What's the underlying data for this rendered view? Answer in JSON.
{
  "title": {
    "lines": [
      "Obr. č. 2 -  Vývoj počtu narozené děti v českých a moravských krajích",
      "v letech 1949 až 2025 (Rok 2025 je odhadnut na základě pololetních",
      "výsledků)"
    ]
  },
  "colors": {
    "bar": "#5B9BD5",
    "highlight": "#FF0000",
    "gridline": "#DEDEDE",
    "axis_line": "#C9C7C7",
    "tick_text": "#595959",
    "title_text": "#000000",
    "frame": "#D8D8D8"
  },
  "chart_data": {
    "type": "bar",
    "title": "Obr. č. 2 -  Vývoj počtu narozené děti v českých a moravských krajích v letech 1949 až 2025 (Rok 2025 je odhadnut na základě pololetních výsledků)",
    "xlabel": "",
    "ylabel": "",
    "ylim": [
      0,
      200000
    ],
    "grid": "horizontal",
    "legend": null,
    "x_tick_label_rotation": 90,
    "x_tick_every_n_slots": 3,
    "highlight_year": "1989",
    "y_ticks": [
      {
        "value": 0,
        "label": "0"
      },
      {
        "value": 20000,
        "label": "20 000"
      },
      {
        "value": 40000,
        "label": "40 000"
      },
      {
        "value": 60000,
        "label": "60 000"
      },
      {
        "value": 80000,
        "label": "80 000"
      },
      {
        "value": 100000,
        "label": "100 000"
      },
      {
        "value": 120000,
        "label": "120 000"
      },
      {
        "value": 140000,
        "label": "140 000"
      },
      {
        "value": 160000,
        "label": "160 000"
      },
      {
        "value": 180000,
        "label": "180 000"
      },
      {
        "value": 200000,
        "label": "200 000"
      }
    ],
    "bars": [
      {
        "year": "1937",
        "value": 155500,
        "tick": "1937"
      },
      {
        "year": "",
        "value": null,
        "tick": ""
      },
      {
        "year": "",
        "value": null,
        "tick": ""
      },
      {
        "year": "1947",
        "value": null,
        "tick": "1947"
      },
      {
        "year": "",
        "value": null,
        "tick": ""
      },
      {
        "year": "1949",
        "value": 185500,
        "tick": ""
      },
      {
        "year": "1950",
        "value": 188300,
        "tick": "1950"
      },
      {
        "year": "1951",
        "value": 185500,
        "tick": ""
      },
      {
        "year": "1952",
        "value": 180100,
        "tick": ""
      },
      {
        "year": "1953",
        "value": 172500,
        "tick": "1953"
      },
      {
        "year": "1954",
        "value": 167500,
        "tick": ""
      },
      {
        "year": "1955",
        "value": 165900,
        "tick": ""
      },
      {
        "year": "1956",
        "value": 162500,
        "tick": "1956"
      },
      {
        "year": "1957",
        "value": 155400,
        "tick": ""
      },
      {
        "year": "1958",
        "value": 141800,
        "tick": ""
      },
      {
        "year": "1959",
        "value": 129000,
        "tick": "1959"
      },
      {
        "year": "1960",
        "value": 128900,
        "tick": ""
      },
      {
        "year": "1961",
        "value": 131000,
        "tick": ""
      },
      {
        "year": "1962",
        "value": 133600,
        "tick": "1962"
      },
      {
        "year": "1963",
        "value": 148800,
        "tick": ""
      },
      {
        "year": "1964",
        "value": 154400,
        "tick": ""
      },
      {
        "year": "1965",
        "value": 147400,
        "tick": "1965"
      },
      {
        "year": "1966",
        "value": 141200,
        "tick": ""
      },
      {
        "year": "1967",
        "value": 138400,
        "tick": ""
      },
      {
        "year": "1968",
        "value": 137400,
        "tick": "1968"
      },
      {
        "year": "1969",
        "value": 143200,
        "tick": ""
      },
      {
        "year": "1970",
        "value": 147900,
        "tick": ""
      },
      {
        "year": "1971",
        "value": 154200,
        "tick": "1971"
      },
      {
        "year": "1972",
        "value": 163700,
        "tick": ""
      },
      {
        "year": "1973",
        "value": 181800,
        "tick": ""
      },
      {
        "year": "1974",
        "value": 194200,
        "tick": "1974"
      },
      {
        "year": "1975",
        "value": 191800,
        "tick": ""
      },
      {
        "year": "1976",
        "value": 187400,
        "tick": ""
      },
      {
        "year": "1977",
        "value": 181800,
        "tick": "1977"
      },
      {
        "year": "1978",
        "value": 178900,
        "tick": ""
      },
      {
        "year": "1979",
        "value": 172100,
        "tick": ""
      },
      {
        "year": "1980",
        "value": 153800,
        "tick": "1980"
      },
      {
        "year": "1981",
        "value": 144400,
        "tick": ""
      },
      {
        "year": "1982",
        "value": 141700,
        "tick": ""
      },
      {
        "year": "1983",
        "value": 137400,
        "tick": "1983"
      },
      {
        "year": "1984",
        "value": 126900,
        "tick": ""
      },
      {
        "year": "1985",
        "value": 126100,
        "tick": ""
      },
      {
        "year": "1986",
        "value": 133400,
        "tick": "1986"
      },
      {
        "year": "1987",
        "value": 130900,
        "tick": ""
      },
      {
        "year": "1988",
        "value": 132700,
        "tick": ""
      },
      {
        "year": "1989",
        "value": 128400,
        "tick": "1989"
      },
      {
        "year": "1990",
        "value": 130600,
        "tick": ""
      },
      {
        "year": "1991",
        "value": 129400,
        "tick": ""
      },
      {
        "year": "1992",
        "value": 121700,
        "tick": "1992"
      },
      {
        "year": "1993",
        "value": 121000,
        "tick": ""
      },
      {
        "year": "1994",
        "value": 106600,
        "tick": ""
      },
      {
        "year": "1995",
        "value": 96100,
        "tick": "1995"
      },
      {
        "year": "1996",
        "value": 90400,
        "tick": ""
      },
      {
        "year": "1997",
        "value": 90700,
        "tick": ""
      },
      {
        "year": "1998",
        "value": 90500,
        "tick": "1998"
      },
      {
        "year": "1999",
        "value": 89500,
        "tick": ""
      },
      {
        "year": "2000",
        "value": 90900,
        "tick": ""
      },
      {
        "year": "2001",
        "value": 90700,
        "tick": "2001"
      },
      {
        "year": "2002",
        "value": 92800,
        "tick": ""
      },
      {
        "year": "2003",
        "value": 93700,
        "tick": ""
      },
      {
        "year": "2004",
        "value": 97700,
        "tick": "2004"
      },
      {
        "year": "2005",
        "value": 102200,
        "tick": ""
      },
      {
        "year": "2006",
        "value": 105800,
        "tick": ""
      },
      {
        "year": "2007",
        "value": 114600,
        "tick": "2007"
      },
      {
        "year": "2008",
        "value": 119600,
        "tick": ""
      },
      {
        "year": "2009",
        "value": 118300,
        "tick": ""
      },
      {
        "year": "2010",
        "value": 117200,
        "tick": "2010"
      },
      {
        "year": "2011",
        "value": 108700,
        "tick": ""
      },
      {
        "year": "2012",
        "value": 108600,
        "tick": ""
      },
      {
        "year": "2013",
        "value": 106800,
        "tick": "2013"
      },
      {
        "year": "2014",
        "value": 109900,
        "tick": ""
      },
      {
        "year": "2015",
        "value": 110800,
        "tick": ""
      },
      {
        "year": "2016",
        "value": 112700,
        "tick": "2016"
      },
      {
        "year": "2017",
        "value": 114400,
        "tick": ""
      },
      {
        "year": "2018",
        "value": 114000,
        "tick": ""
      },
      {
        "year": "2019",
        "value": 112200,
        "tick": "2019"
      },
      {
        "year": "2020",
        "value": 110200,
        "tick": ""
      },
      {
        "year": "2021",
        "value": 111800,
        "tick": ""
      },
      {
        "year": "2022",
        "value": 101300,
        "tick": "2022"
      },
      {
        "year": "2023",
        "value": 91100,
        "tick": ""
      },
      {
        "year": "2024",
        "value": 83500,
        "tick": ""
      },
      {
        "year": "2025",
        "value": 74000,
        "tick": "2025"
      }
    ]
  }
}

+++

**WHAT YOU HAVE TO DO:** In the listing above, locate each line with "výsledků" and copy it.

**COMPLETED EXERCISE:**
      "výsledků)"
    "title": "Obr. č. 2 -  Vývoj počtu narozené děti v českých a moravských krajích v letech 1949 až 2025 (Rok 2025 je odhadnut na základě pololetních výsledků)",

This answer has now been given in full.